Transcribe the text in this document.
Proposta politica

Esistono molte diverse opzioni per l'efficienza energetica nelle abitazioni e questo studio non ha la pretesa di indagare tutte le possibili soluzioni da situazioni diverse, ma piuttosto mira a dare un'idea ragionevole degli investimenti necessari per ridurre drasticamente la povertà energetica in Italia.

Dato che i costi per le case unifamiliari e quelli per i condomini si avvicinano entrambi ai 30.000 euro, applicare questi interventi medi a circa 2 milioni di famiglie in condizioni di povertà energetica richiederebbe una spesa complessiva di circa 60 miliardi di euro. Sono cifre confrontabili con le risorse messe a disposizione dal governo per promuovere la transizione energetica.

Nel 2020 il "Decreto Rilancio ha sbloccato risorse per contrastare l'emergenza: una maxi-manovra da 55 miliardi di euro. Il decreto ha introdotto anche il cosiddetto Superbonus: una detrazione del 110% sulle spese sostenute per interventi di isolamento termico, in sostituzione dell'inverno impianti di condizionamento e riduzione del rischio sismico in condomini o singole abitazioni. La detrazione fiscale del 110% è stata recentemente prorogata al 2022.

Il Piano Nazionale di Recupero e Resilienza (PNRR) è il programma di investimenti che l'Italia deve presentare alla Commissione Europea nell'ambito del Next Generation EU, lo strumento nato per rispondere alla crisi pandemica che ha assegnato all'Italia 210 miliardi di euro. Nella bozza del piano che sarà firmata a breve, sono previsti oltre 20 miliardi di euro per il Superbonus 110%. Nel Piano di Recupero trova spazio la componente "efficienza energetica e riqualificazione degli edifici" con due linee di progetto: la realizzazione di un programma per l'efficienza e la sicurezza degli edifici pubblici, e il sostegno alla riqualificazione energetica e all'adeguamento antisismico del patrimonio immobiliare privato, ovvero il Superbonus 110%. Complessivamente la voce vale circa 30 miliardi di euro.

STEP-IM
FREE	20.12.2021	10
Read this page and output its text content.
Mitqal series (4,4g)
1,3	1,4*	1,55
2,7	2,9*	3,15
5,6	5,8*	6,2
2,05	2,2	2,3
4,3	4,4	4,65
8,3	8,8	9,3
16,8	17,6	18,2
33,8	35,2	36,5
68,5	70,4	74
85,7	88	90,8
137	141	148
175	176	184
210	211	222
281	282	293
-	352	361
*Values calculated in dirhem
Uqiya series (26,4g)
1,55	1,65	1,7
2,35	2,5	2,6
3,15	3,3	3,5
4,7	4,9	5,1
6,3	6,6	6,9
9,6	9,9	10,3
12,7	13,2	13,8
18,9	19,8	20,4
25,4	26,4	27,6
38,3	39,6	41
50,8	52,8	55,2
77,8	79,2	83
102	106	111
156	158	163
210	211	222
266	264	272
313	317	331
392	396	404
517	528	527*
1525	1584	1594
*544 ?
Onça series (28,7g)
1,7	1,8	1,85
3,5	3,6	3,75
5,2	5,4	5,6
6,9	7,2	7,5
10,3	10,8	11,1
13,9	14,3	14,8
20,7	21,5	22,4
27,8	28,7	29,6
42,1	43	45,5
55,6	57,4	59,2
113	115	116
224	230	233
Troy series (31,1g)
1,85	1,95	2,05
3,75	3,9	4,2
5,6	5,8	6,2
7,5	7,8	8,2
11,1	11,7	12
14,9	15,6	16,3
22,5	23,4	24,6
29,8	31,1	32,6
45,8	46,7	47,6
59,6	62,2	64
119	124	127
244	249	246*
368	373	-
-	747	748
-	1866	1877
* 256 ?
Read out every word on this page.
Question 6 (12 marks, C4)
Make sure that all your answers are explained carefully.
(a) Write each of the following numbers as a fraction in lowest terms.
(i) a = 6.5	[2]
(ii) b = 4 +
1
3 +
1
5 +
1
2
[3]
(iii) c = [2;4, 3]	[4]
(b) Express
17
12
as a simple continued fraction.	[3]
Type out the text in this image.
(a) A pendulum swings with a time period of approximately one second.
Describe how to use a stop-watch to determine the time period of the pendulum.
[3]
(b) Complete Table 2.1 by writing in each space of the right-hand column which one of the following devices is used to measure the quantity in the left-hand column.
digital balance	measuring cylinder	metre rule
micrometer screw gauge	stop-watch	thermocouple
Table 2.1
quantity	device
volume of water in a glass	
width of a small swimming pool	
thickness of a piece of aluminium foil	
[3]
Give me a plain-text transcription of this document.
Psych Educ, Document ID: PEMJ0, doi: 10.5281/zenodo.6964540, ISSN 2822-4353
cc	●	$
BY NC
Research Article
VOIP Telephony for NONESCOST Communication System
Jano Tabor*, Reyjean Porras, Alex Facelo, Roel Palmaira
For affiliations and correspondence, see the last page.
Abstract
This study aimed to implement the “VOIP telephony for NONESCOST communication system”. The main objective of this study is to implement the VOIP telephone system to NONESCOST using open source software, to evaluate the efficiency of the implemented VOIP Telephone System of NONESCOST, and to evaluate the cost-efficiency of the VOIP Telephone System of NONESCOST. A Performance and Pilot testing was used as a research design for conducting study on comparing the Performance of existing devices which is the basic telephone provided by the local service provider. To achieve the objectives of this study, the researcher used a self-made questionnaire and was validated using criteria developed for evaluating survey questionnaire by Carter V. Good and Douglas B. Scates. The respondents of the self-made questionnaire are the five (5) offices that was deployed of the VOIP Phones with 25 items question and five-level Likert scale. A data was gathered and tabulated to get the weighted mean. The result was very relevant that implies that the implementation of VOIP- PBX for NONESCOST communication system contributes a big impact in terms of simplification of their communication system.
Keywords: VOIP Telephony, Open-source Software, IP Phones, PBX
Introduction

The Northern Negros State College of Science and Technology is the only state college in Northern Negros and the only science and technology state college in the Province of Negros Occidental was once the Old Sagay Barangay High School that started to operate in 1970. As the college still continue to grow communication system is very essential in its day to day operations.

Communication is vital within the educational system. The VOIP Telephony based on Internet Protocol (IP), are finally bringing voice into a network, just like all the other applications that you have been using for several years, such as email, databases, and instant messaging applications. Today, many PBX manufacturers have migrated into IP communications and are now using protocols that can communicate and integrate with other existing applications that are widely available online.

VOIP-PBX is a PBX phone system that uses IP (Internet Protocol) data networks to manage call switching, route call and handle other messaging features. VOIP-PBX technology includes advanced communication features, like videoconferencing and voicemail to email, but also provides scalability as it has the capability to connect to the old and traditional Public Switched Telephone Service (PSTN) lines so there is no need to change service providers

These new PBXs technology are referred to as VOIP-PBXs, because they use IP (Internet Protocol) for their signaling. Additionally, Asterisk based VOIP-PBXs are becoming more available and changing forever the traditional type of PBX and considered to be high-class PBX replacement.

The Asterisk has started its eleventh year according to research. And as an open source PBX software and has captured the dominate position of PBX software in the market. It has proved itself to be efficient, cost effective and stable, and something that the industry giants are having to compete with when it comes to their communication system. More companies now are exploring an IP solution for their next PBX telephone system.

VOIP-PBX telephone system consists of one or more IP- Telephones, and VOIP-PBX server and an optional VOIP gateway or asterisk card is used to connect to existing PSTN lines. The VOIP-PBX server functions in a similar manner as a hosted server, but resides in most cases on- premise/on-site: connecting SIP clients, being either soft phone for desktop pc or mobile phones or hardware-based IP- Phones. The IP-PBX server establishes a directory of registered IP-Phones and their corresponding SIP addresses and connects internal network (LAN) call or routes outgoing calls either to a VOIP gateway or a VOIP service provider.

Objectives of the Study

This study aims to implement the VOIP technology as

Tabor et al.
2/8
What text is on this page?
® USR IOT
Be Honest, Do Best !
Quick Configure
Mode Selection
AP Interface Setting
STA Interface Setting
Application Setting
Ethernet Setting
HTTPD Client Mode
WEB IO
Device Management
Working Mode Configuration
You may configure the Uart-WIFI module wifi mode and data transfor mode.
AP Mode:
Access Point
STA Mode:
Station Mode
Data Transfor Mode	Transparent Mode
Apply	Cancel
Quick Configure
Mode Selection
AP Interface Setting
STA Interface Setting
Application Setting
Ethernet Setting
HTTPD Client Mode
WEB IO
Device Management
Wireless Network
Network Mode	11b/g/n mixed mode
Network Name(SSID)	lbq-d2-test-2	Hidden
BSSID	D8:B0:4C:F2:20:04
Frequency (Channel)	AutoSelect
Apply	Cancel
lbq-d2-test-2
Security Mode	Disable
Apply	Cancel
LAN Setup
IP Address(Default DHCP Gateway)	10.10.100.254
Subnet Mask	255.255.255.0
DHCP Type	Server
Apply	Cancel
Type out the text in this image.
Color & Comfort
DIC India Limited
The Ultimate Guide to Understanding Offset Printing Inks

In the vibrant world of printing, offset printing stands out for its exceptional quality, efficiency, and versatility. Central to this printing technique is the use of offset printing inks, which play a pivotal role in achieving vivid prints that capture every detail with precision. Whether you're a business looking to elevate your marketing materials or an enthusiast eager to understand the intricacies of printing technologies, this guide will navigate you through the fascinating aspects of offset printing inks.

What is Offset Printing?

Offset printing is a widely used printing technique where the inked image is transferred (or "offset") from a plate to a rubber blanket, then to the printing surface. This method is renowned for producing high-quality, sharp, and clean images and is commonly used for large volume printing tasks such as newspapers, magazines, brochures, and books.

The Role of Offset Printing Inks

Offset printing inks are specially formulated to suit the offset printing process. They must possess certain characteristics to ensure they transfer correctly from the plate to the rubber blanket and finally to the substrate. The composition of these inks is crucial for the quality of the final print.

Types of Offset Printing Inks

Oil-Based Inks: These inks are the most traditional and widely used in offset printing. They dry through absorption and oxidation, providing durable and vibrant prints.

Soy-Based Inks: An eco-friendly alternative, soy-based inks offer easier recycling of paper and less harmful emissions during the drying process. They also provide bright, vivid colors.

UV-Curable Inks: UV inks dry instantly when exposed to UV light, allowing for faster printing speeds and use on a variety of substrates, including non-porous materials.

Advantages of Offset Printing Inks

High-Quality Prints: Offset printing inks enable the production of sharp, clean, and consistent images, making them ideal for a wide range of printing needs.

-------------------------

REQUEST → Of all the lines in the data above, state how many include "technique". Say only the number.

OUTPUT BELOW → 2